Task:
Rewrite every line of the listing below as a numbered list, omitting any blank lines.

--------------------------------------------------

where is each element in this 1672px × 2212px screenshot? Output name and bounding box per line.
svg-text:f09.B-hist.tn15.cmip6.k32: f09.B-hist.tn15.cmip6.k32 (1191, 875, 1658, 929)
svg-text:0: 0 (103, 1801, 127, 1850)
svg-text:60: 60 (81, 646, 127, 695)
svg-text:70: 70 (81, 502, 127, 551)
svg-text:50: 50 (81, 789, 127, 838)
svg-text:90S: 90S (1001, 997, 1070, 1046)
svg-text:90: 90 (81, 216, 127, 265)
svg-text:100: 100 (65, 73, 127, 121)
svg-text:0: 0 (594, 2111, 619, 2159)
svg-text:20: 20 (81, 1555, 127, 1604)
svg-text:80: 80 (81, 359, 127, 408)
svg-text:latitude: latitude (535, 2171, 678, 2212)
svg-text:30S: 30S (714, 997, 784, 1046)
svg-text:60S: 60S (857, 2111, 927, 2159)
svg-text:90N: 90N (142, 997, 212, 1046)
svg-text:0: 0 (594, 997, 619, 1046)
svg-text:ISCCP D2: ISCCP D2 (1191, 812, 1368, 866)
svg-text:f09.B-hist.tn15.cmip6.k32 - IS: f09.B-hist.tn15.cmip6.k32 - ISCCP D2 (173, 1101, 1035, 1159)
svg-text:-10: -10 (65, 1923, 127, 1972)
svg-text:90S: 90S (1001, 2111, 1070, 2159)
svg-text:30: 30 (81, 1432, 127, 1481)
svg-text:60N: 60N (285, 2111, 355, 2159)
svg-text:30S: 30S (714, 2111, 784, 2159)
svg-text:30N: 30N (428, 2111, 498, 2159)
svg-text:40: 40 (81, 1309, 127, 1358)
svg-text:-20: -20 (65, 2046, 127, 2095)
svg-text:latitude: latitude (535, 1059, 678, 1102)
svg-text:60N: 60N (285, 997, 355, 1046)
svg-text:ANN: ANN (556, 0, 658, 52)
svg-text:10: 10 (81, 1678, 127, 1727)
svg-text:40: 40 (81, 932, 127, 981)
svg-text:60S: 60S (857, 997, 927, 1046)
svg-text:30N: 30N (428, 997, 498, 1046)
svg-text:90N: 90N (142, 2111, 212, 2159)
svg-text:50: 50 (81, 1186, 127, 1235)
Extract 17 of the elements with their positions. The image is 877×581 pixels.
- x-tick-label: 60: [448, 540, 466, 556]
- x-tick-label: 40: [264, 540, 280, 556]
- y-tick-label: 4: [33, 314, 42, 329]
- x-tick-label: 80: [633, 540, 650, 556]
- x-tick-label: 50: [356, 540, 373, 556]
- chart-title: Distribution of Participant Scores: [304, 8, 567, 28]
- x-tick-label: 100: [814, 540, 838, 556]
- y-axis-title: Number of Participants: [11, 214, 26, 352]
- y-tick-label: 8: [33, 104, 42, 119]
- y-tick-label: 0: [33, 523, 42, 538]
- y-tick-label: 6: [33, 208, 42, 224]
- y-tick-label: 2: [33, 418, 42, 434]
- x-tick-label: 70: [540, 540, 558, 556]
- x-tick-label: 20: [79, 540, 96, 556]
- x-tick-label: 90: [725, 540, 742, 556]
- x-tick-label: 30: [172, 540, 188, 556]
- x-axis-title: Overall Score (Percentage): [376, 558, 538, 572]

--------------------------------------------------

Answer to the exercise:
1. where is each element in this 1672px × 2212px screenshot? Output name and bounding box per line.
2. svg-text:f09.B-hist.tn15.cmip6.k32: f09.B-hist.tn15.cmip6.k32 (1191, 875, 1658, 929)
3. svg-text:0: 0 (103, 1801, 127, 1850)
4. svg-text:60: 60 (81, 646, 127, 695)
5. svg-text:70: 70 (81, 502, 127, 551)
6. svg-text:50: 50 (81, 789, 127, 838)
7. svg-text:90S: 90S (1001, 997, 1070, 1046)
8. svg-text:90: 90 (81, 216, 127, 265)
9. svg-text:100: 100 (65, 73, 127, 121)
10. svg-text:0: 0 (594, 2111, 619, 2159)
11. svg-text:20: 20 (81, 1555, 127, 1604)
12. svg-text:80: 80 (81, 359, 127, 408)
13. svg-text:latitude: latitude (535, 2171, 678, 2212)
14. svg-text:30S: 30S (714, 997, 784, 1046)
15. svg-text:60S: 60S (857, 2111, 927, 2159)
16. svg-text:90N: 90N (142, 997, 212, 1046)
17. svg-text:0: 0 (594, 997, 619, 1046)
18. svg-text:ISCCP D2: ISCCP D2 (1191, 812, 1368, 866)
19. svg-text:f09.B-hist.tn15.cmip6.k32 - IS: f09.B-hist.tn15.cmip6.k32 - ISCCP D2 (173, 1101, 1035, 1159)
20. svg-text:-10: -10 (65, 1923, 127, 1972)
21. svg-text:90S: 90S (1001, 2111, 1070, 2159)
22. svg-text:30: 30 (81, 1432, 127, 1481)
23. svg-text:60N: 60N (285, 2111, 355, 2159)
24. svg-text:30S: 30S (714, 2111, 784, 2159)
25. svg-text:30N: 30N (428, 2111, 498, 2159)
26. svg-text:40: 40 (81, 1309, 127, 1358)
27. svg-text:-20: -20 (65, 2046, 127, 2095)
28. svg-text:latitude: latitude (535, 1059, 678, 1102)
29. svg-text:60N: 60N (285, 997, 355, 1046)
30. svg-text:ANN: ANN (556, 0, 658, 52)
31. svg-text:10: 10 (81, 1678, 127, 1727)
32. svg-text:40: 40 (81, 932, 127, 981)
33. svg-text:60S: 60S (857, 997, 927, 1046)
34. svg-text:30N: 30N (428, 997, 498, 1046)
35. svg-text:90N: 90N (142, 2111, 212, 2159)
36. svg-text:50: 50 (81, 1186, 127, 1235)
37. Extract 17 of the elements with their positions. The image is 877×581 pixels.
38. - x-tick-label: 60: [448, 540, 466, 556]
39. - x-tick-label: 40: [264, 540, 280, 556]
40. - y-tick-label: 4: [33, 314, 42, 329]
41. - x-tick-label: 80: [633, 540, 650, 556]
42. - x-tick-label: 50: [356, 540, 373, 556]
43. - chart-title: Distribution of Participant Scores: [304, 8, 567, 28]
44. - x-tick-label: 100: [814, 540, 838, 556]
45. - y-axis-title: Number of Participants: [11, 214, 26, 352]
46. - y-tick-label: 8: [33, 104, 42, 119]
47. - y-tick-label: 0: [33, 523, 42, 538]
48. - y-tick-label: 6: [33, 208, 42, 224]
49. - y-tick-label: 2: [33, 418, 42, 434]
50. - x-tick-label: 70: [540, 540, 558, 556]
51. - x-tick-label: 20: [79, 540, 96, 556]
52. - x-tick-label: 90: [725, 540, 742, 556]
53. - x-tick-label: 30: [172, 540, 188, 556]
54. - x-axis-title: Overall Score (Percentage): [376, 558, 538, 572]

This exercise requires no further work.